=== Problem requirements ===
Using the data below, work out how many lines contain the word "source", then state that number without comment.

=== Material provided ===
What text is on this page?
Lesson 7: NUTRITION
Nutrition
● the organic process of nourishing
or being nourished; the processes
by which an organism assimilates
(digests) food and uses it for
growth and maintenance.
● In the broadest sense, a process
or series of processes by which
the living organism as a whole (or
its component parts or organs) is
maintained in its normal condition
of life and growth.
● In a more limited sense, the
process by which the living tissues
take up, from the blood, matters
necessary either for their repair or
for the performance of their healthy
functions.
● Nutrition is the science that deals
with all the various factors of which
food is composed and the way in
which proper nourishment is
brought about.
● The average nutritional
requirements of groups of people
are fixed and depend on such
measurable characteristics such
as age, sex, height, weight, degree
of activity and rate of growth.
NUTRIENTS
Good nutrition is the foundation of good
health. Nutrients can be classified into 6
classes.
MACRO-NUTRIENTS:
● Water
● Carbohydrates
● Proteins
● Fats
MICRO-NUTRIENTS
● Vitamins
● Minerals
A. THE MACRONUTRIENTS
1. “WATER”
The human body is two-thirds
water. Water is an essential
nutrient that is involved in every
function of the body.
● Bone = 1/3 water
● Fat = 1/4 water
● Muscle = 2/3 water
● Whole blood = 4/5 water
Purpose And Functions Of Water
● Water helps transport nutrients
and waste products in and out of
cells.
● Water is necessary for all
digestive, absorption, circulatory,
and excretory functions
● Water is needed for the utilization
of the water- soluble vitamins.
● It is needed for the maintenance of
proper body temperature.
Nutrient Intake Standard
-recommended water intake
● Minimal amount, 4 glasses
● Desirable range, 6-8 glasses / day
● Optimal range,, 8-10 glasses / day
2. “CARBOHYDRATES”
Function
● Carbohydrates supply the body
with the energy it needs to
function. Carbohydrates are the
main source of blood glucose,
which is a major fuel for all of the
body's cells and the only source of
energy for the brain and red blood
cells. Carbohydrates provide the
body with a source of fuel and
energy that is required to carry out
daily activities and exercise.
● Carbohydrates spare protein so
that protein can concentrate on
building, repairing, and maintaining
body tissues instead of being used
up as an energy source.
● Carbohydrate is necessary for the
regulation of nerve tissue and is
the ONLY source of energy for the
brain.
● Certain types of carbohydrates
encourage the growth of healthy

=== Output of the task ===
5